begin

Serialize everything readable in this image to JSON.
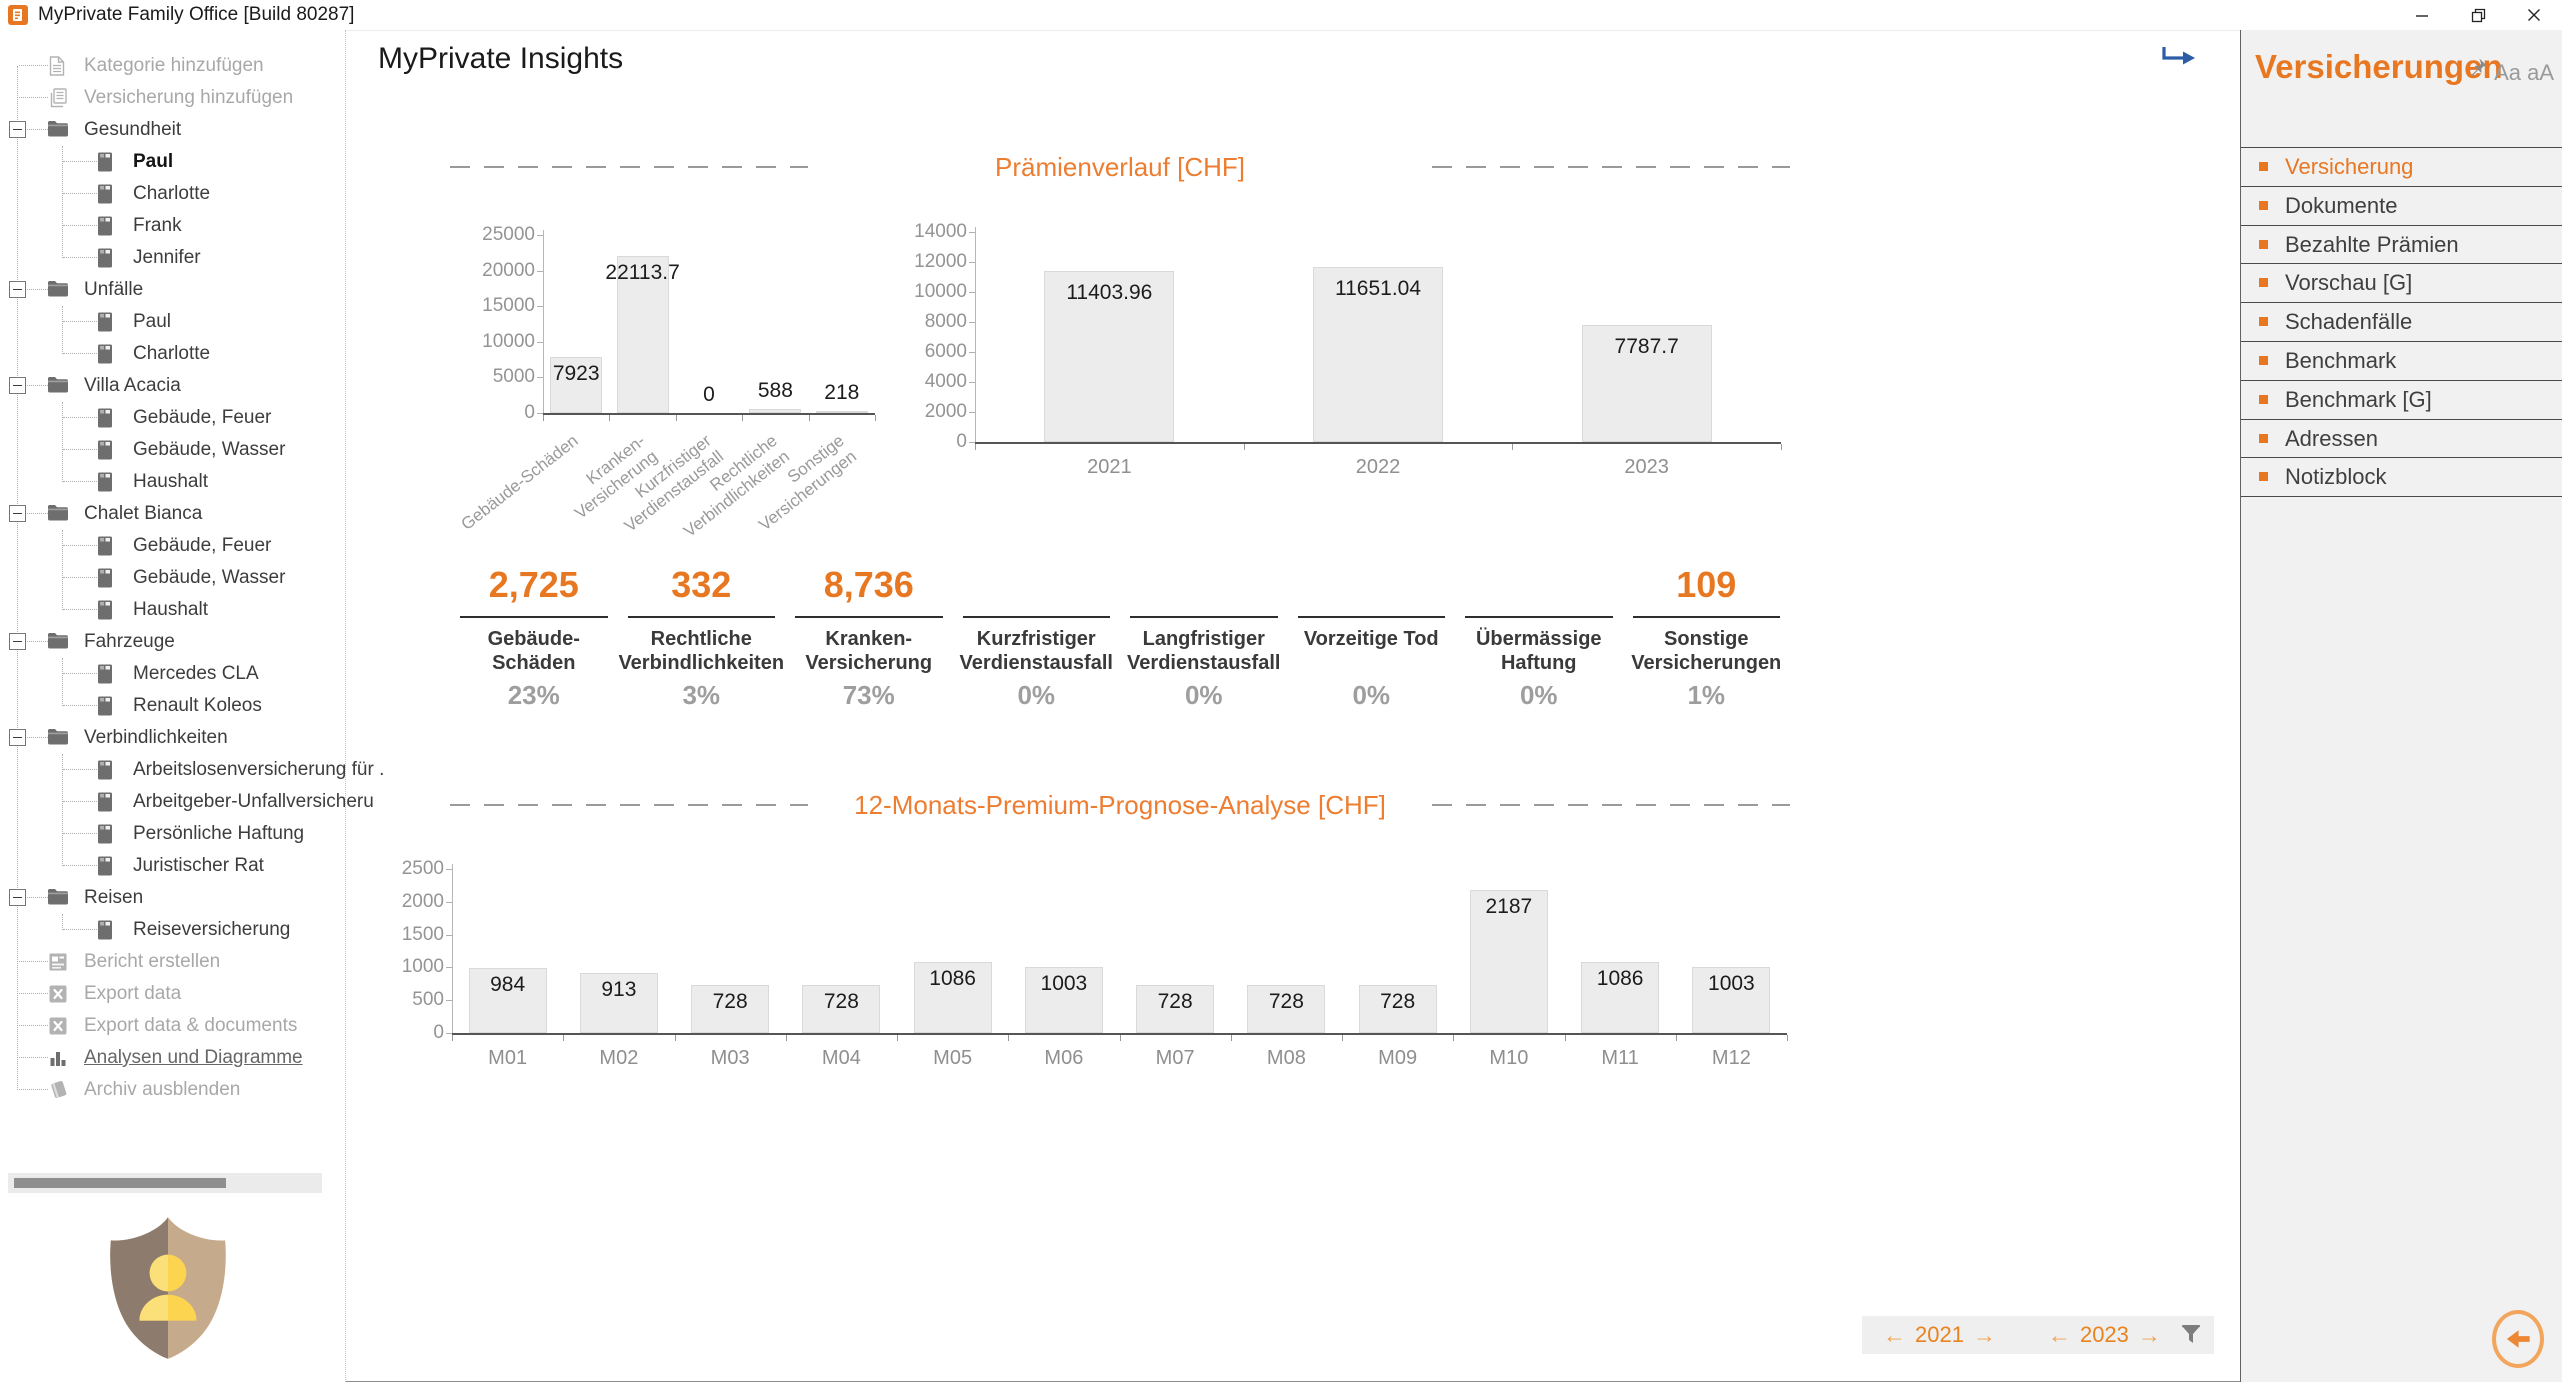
{
  "window": {
    "title": "MyPrivate Family Office [Build 80287]"
  },
  "main": {
    "page_title": "MyPrivate Insights",
    "section1_title": "Prämienverlauf [CHF]",
    "section2_title": "12-Monats-Premium-Prognose-Analyse [CHF]"
  },
  "tree": {
    "items": [
      {
        "label": "Kategorie hinzufügen",
        "icon": "add-document-icon",
        "level": 0,
        "type": "action",
        "muted": true
      },
      {
        "label": "Versicherung hinzufügen",
        "icon": "add-insurance-icon",
        "level": 0,
        "type": "action",
        "muted": true
      },
      {
        "label": "Gesundheit",
        "icon": "folder-icon",
        "level": 0,
        "type": "category"
      },
      {
        "label": "Paul",
        "icon": "policy-icon",
        "level": 1,
        "type": "leaf",
        "bold": true
      },
      {
        "label": "Charlotte",
        "icon": "policy-icon",
        "level": 1,
        "type": "leaf"
      },
      {
        "label": "Frank",
        "icon": "policy-icon",
        "level": 1,
        "type": "leaf"
      },
      {
        "label": "Jennifer",
        "icon": "policy-icon",
        "level": 1,
        "type": "leaf"
      },
      {
        "label": "Unfälle",
        "icon": "folder-icon",
        "level": 0,
        "type": "category"
      },
      {
        "label": "Paul",
        "icon": "policy-icon",
        "level": 1,
        "type": "leaf"
      },
      {
        "label": "Charlotte",
        "icon": "policy-icon",
        "level": 1,
        "type": "leaf"
      },
      {
        "label": "Villa Acacia",
        "icon": "folder-icon",
        "level": 0,
        "type": "category"
      },
      {
        "label": "Gebäude, Feuer",
        "icon": "policy-icon",
        "level": 1,
        "type": "leaf"
      },
      {
        "label": "Gebäude, Wasser",
        "icon": "policy-icon",
        "level": 1,
        "type": "leaf"
      },
      {
        "label": "Haushalt",
        "icon": "policy-icon",
        "level": 1,
        "type": "leaf"
      },
      {
        "label": "Chalet Bianca",
        "icon": "folder-icon",
        "level": 0,
        "type": "category"
      },
      {
        "label": "Gebäude, Feuer",
        "icon": "policy-icon",
        "level": 1,
        "type": "leaf"
      },
      {
        "label": "Gebäude, Wasser",
        "icon": "policy-icon",
        "level": 1,
        "type": "leaf"
      },
      {
        "label": "Haushalt",
        "icon": "policy-icon",
        "level": 1,
        "type": "leaf"
      },
      {
        "label": "Fahrzeuge",
        "icon": "folder-icon",
        "level": 0,
        "type": "category"
      },
      {
        "label": "Mercedes CLA",
        "icon": "policy-icon",
        "level": 1,
        "type": "leaf"
      },
      {
        "label": "Renault Koleos",
        "icon": "policy-icon",
        "level": 1,
        "type": "leaf"
      },
      {
        "label": "Verbindlichkeiten",
        "icon": "folder-icon",
        "level": 0,
        "type": "category"
      },
      {
        "label": "Arbeitslosenversicherung für .",
        "icon": "policy-icon",
        "level": 1,
        "type": "leaf"
      },
      {
        "label": "Arbeitgeber-Unfallversicheru",
        "icon": "policy-icon",
        "level": 1,
        "type": "leaf"
      },
      {
        "label": "Persönliche Haftung",
        "icon": "policy-icon",
        "level": 1,
        "type": "leaf"
      },
      {
        "label": "Juristischer Rat",
        "icon": "policy-icon",
        "level": 1,
        "type": "leaf"
      },
      {
        "label": "Reisen",
        "icon": "folder-icon",
        "level": 0,
        "type": "category"
      },
      {
        "label": "Reiseversicherung",
        "icon": "policy-icon",
        "level": 1,
        "type": "leaf"
      },
      {
        "label": "Bericht erstellen",
        "icon": "report-icon",
        "level": 0,
        "type": "action",
        "muted": true
      },
      {
        "label": "Export data",
        "icon": "excel-icon",
        "level": 0,
        "type": "action",
        "muted": true
      },
      {
        "label": "Export data & documents",
        "icon": "excel-icon",
        "level": 0,
        "type": "action",
        "muted": true
      },
      {
        "label": "Analysen und Diagramme",
        "icon": "bar-chart-icon",
        "level": 0,
        "type": "action",
        "active": true
      },
      {
        "label": "Archiv ausblenden",
        "icon": "archive-icon",
        "level": 0,
        "type": "action",
        "muted": true
      }
    ]
  },
  "chart_data": [
    {
      "id": "premiums_by_category",
      "type": "bar",
      "categories": [
        "Gebäude-Schäden",
        "Kranken-Versicherung",
        "Kurzfristiger\nVerdienstausfall",
        "Rechtliche\nVerbindlichkeiten",
        "Sonstige\nVersicherungen"
      ],
      "values": [
        7923,
        22113.7,
        0,
        588,
        218
      ],
      "value_labels": [
        "7923",
        "22113.7",
        "0",
        "588",
        "218"
      ],
      "title": "",
      "xlabel": "",
      "ylabel": "",
      "ylim": [
        0,
        25000
      ],
      "yticks": [
        0,
        5000,
        10000,
        15000,
        20000,
        25000
      ],
      "grid": false,
      "legend": "none"
    },
    {
      "id": "premium_history",
      "type": "bar",
      "categories": [
        "2021",
        "2022",
        "2023"
      ],
      "values": [
        11403.96,
        11651.04,
        7787.7
      ],
      "value_labels": [
        "11403.96",
        "11651.04",
        "7787.7"
      ],
      "title": "Prämienverlauf [CHF]",
      "xlabel": "",
      "ylabel": "",
      "ylim": [
        0,
        14000
      ],
      "yticks": [
        0,
        2000,
        4000,
        6000,
        8000,
        10000,
        12000,
        14000
      ],
      "grid": false,
      "legend": "none"
    },
    {
      "id": "monthly_premium_forecast",
      "type": "bar",
      "categories": [
        "M01",
        "M02",
        "M03",
        "M04",
        "M05",
        "M06",
        "M07",
        "M08",
        "M09",
        "M10",
        "M11",
        "M12"
      ],
      "values": [
        984,
        913,
        728,
        728,
        1086,
        1003,
        728,
        728,
        728,
        2187,
        1086,
        1003
      ],
      "value_labels": [
        "984",
        "913",
        "728",
        "728",
        "1086",
        "1003",
        "728",
        "728",
        "728",
        "2187",
        "1086",
        "1003"
      ],
      "title": "12-Monats-Premium-Prognose-Analyse [CHF]",
      "xlabel": "",
      "ylabel": "",
      "ylim": [
        0,
        2500
      ],
      "yticks": [
        0,
        500,
        1000,
        1500,
        2000,
        2500
      ],
      "grid": false,
      "legend": "none"
    }
  ],
  "stats": [
    {
      "value": "2,725",
      "label": "Gebäude-Schäden",
      "percent": "23%"
    },
    {
      "value": "332",
      "label": "Rechtliche Verbindlichkeiten",
      "percent": "3%"
    },
    {
      "value": "8,736",
      "label": "Kranken-Versicherung",
      "percent": "73%"
    },
    {
      "value": "",
      "label": "Kurzfristiger Verdienstausfall",
      "percent": "0%"
    },
    {
      "value": "",
      "label": "Langfristiger Verdienstausfall",
      "percent": "0%"
    },
    {
      "value": "",
      "label": "Vorzeitige Tod",
      "percent": "0%"
    },
    {
      "value": "",
      "label": "Übermässige Haftung",
      "percent": "0%"
    },
    {
      "value": "109",
      "label": "Sonstige Versicherungen",
      "percent": "1%"
    }
  ],
  "right_panel": {
    "title": "Versicherungen",
    "font_size_label": "Aa aA",
    "items": [
      {
        "label": "Versicherung",
        "active": true
      },
      {
        "label": "Dokumente"
      },
      {
        "label": "Bezahlte Prämien"
      },
      {
        "label": "Vorschau [G]"
      },
      {
        "label": "Schadenfälle"
      },
      {
        "label": "Benchmark"
      },
      {
        "label": "Benchmark [G]"
      },
      {
        "label": "Adressen"
      },
      {
        "label": "Notizblock"
      }
    ]
  },
  "year_nav": {
    "from": "2021",
    "to": "2023",
    "prev_glyph": "←",
    "next_glyph": "→"
  },
  "colors": {
    "accent": "#E87722",
    "chart_title": "#ED7D31",
    "bar_fill": "#ECECEC",
    "bar_border": "#D9D9D9",
    "nav_arrow": "#F0A04B",
    "blue_arrow": "#2D5CA6"
  }
}
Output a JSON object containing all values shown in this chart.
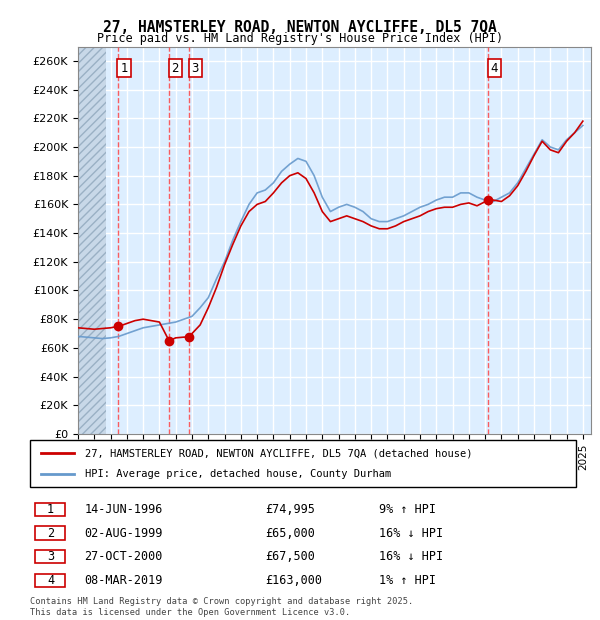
{
  "title": "27, HAMSTERLEY ROAD, NEWTON AYCLIFFE, DL5 7QA",
  "subtitle": "Price paid vs. HM Land Registry's House Price Index (HPI)",
  "legend_line1": "27, HAMSTERLEY ROAD, NEWTON AYCLIFFE, DL5 7QA (detached house)",
  "legend_line2": "HPI: Average price, detached house, County Durham",
  "footer": "Contains HM Land Registry data © Crown copyright and database right 2025.\nThis data is licensed under the Open Government Licence v3.0.",
  "transactions": [
    {
      "num": 1,
      "date": "14-JUN-1996",
      "price": 74995,
      "pct": "9%",
      "dir": "↑",
      "x": 1996.45
    },
    {
      "num": 2,
      "date": "02-AUG-1999",
      "price": 65000,
      "pct": "16%",
      "dir": "↓",
      "x": 1999.59
    },
    {
      "num": 3,
      "date": "27-OCT-2000",
      "price": 67500,
      "pct": "16%",
      "dir": "↓",
      "x": 2000.82
    },
    {
      "num": 4,
      "date": "08-MAR-2019",
      "price": 163000,
      "pct": "1%",
      "dir": "↑",
      "x": 2019.19
    }
  ],
  "row_hpi": [
    "9% ↑ HPI",
    "16% ↓ HPI",
    "16% ↓ HPI",
    "1% ↑ HPI"
  ],
  "red_line_color": "#cc0000",
  "blue_line_color": "#6699cc",
  "background_color": "#ddeeff",
  "grid_color": "#ffffff",
  "vline_color": "#ff4444",
  "marker_color": "#cc0000",
  "ylim": [
    0,
    270000
  ],
  "xmin": 1994.0,
  "xmax": 2025.5
}
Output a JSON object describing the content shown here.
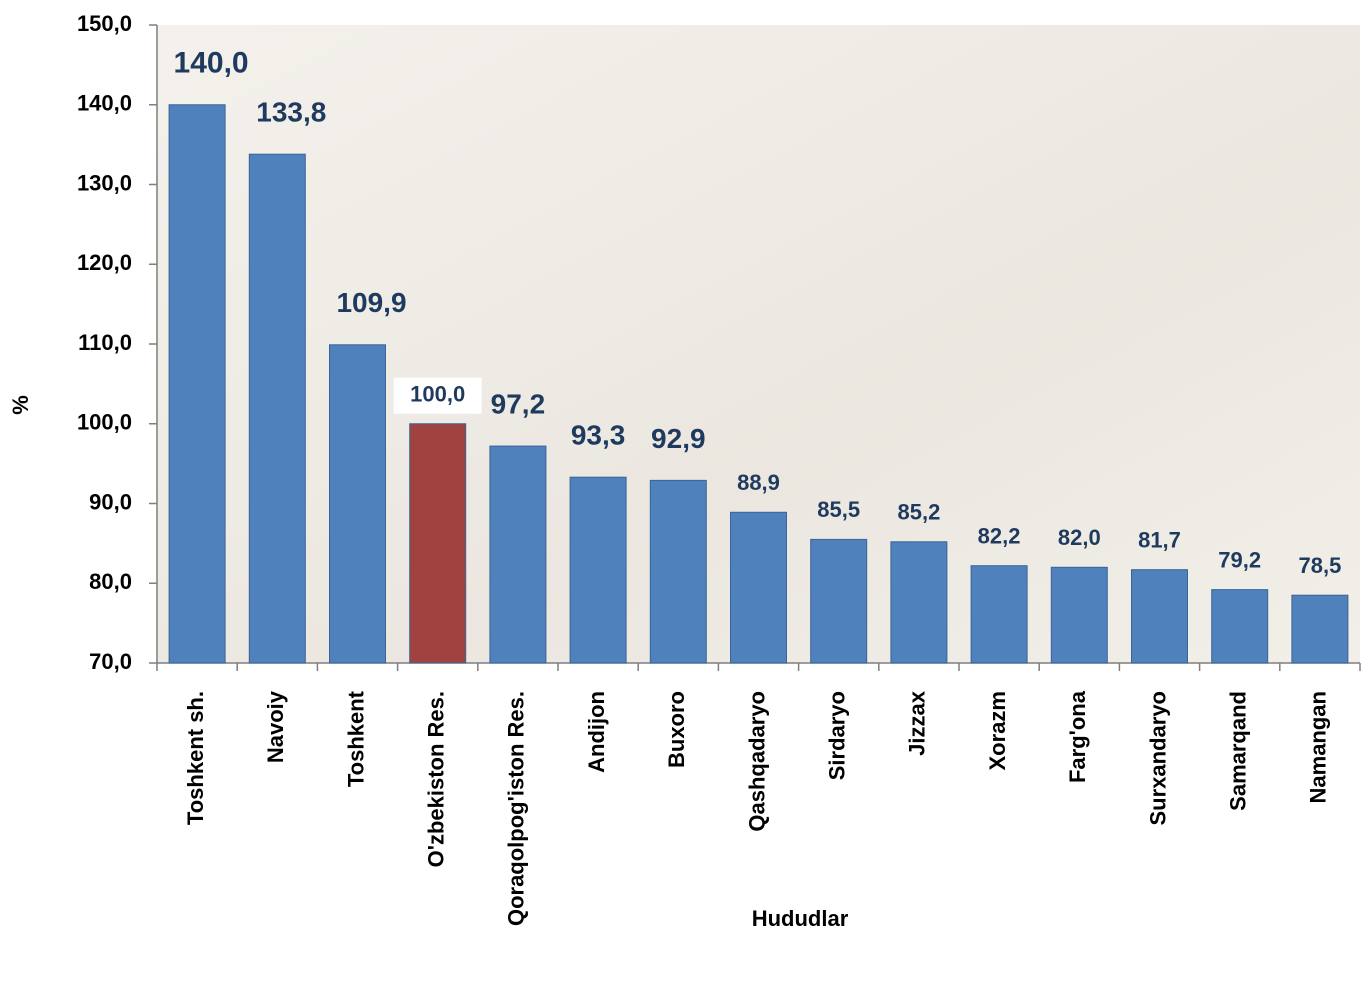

end

> PROBLEM REQUIREMENTS:
Copy each line holding the word "HAMSTERLEY" from the listing above.

> FINAL ANSWER:
  "title": "27, HAMSTERLEY ROAD, NEWTON AYCLIFFE, DL5 7QA",
  "legend_line1": "27, HAMSTERLEY ROAD, NEWTON AYCLIFFE, DL5 7QA (detached house)",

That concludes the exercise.